### Exercise:
Scan the entries below. List each line with "иностранных".

Figure record extracts
* * * * * * *
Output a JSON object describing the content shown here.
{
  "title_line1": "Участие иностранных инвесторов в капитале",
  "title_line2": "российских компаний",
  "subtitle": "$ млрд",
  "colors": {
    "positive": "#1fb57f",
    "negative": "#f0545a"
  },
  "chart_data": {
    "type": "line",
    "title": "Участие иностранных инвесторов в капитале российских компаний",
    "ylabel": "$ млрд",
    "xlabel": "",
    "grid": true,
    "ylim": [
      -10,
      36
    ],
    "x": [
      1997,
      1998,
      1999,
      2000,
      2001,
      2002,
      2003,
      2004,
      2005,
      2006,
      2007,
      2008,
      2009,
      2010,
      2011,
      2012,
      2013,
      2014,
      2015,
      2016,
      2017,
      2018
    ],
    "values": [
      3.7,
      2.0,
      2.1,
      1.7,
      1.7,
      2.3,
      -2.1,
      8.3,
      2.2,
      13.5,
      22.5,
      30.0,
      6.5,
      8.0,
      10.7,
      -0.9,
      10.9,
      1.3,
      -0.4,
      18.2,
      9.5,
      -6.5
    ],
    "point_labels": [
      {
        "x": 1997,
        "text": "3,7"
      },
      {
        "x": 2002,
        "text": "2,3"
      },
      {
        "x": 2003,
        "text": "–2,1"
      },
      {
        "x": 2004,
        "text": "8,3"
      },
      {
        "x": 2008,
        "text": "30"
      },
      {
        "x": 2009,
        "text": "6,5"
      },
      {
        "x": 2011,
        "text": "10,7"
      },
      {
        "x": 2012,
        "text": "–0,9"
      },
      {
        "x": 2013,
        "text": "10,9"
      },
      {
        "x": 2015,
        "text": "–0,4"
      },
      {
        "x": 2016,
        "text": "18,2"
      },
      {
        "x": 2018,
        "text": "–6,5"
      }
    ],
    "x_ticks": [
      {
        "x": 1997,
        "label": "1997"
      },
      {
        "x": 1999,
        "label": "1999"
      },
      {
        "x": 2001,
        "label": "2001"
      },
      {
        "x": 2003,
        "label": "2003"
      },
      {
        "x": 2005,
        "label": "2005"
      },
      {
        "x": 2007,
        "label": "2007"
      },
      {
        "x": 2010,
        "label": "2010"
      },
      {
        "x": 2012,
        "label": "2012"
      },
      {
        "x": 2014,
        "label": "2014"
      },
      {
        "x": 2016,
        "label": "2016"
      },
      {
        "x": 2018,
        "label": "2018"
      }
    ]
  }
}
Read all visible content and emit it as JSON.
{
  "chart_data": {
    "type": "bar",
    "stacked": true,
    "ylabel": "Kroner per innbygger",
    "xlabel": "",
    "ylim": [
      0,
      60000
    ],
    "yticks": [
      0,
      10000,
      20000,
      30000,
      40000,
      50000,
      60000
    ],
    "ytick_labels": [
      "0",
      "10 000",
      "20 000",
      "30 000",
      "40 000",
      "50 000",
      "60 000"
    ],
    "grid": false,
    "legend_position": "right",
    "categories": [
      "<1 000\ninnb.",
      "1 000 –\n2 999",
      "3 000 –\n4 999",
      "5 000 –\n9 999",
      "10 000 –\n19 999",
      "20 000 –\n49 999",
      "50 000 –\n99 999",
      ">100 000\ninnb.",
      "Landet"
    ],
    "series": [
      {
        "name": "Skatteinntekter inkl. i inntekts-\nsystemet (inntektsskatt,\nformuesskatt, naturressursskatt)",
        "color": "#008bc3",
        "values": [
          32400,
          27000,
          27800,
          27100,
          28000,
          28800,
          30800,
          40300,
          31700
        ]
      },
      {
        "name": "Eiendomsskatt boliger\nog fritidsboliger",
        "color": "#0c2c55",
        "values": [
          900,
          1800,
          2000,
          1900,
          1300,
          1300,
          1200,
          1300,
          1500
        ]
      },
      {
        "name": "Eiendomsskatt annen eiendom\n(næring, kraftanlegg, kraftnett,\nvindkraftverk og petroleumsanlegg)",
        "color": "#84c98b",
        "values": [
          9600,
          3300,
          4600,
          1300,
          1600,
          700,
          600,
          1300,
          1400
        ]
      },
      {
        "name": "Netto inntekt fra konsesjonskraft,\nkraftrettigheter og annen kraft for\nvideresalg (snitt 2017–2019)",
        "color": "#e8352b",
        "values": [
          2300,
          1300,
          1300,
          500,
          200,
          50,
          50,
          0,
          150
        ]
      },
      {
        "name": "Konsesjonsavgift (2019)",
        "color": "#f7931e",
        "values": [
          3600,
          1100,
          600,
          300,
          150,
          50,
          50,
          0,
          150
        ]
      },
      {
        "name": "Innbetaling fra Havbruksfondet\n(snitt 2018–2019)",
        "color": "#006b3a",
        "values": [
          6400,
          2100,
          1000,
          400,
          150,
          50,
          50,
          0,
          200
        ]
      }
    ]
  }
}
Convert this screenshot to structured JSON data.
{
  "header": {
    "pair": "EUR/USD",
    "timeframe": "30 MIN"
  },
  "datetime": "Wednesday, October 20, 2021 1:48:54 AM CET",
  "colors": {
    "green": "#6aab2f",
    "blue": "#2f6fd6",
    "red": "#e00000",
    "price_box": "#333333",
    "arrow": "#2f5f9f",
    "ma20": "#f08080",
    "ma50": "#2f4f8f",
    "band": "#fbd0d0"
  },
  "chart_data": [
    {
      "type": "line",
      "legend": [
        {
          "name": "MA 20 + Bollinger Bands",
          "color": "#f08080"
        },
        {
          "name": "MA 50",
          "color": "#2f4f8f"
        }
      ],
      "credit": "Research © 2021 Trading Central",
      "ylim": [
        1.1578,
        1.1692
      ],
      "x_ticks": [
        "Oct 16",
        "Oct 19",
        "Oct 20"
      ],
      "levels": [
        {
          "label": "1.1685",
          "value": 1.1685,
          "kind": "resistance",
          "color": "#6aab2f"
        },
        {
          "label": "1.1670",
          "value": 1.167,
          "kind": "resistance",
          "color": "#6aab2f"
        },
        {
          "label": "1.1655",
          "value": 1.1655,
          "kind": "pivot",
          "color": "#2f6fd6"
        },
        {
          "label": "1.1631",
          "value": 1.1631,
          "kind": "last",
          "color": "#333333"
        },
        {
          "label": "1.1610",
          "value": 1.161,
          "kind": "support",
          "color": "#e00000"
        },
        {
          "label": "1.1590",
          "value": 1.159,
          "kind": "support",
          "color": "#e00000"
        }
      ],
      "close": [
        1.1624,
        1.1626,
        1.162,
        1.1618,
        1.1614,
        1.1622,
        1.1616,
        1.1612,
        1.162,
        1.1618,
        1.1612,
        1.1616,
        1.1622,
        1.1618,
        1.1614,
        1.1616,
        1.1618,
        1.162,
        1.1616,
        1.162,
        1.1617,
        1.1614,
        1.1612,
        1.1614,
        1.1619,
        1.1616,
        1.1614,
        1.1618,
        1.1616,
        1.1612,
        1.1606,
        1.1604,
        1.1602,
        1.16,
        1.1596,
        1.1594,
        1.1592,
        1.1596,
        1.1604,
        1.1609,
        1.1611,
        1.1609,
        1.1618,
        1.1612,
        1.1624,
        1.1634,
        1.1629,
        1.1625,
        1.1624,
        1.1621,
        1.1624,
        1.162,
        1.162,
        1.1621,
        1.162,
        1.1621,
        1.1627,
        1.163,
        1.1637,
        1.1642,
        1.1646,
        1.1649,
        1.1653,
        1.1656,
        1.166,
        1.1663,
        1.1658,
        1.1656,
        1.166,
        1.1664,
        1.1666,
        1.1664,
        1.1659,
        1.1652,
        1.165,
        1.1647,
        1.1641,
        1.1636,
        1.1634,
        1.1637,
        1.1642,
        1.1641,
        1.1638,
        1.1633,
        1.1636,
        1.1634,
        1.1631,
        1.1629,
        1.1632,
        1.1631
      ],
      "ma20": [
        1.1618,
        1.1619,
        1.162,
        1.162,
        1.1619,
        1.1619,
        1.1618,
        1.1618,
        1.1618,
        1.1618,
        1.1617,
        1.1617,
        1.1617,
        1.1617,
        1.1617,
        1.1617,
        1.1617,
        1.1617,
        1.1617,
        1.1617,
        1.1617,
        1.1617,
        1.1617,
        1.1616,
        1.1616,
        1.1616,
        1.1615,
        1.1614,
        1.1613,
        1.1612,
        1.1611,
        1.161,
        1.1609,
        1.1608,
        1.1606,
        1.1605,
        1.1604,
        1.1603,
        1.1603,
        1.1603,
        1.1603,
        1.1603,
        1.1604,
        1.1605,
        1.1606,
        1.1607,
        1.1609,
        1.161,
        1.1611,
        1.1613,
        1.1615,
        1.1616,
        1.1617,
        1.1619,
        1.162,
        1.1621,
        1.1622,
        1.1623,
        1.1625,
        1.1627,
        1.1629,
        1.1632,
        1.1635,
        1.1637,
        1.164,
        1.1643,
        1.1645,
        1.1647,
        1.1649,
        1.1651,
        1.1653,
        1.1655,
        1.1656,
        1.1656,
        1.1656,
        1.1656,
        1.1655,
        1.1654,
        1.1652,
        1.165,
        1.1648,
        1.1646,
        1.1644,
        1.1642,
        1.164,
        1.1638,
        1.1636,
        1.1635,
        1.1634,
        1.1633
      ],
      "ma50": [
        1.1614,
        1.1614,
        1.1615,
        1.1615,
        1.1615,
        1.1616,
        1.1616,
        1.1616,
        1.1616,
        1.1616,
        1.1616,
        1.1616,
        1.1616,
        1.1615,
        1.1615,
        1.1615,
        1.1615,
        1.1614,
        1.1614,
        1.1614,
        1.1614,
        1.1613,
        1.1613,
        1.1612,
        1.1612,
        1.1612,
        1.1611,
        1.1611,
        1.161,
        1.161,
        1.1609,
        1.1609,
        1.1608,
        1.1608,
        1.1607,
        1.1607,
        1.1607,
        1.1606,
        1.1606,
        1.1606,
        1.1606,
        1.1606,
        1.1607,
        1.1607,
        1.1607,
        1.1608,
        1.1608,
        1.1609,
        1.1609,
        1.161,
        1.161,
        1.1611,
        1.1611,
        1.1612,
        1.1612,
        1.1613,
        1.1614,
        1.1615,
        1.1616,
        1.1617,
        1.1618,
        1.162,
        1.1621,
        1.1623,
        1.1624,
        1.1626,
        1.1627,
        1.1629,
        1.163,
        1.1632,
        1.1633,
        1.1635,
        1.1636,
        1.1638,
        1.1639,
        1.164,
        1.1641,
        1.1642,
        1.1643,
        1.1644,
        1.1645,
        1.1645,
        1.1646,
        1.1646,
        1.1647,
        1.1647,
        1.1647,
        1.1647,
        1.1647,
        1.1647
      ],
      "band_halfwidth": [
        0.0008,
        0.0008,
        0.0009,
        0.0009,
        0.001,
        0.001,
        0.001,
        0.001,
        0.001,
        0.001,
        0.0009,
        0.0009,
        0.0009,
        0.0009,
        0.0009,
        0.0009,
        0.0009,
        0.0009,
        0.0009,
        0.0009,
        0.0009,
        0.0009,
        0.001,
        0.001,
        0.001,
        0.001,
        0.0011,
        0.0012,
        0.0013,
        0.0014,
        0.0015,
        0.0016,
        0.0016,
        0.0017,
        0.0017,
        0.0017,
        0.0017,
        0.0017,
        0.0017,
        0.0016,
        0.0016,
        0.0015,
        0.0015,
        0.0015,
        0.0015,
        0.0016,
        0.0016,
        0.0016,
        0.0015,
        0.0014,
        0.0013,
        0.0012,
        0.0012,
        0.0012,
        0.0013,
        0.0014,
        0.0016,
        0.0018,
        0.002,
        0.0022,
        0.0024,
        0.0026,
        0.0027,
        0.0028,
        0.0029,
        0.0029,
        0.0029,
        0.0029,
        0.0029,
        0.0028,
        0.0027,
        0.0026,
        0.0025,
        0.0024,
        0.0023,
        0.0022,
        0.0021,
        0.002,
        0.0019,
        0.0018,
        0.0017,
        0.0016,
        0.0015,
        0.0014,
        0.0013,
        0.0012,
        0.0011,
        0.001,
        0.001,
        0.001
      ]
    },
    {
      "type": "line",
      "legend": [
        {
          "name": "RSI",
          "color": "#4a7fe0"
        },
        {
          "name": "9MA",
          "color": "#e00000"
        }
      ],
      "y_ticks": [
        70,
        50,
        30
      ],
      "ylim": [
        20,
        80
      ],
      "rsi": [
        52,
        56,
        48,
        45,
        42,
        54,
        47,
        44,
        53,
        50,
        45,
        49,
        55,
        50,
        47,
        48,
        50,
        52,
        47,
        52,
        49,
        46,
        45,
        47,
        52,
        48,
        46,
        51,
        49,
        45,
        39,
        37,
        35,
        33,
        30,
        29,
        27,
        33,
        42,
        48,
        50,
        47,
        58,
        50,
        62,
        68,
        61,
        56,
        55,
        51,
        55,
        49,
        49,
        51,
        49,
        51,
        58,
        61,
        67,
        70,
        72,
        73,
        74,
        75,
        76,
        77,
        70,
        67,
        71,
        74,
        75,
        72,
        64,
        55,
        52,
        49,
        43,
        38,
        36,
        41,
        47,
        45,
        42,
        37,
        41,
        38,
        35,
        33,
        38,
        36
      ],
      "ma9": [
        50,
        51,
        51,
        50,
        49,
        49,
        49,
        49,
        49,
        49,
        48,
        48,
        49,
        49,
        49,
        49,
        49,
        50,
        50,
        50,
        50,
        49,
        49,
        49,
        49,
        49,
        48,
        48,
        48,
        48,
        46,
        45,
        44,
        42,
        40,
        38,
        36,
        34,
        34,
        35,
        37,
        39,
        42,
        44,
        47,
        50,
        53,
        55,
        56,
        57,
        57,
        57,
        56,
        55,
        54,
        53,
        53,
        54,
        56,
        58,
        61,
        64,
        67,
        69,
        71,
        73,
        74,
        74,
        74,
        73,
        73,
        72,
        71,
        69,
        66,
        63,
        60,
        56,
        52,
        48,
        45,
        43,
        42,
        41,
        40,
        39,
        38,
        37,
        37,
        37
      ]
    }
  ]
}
* * * * * * *
### Task answer:
  "title_line1": "Участие иностранных инвесторов в капитале",
    "title": "Участие иностранных инвесторов в капитале российских компаний",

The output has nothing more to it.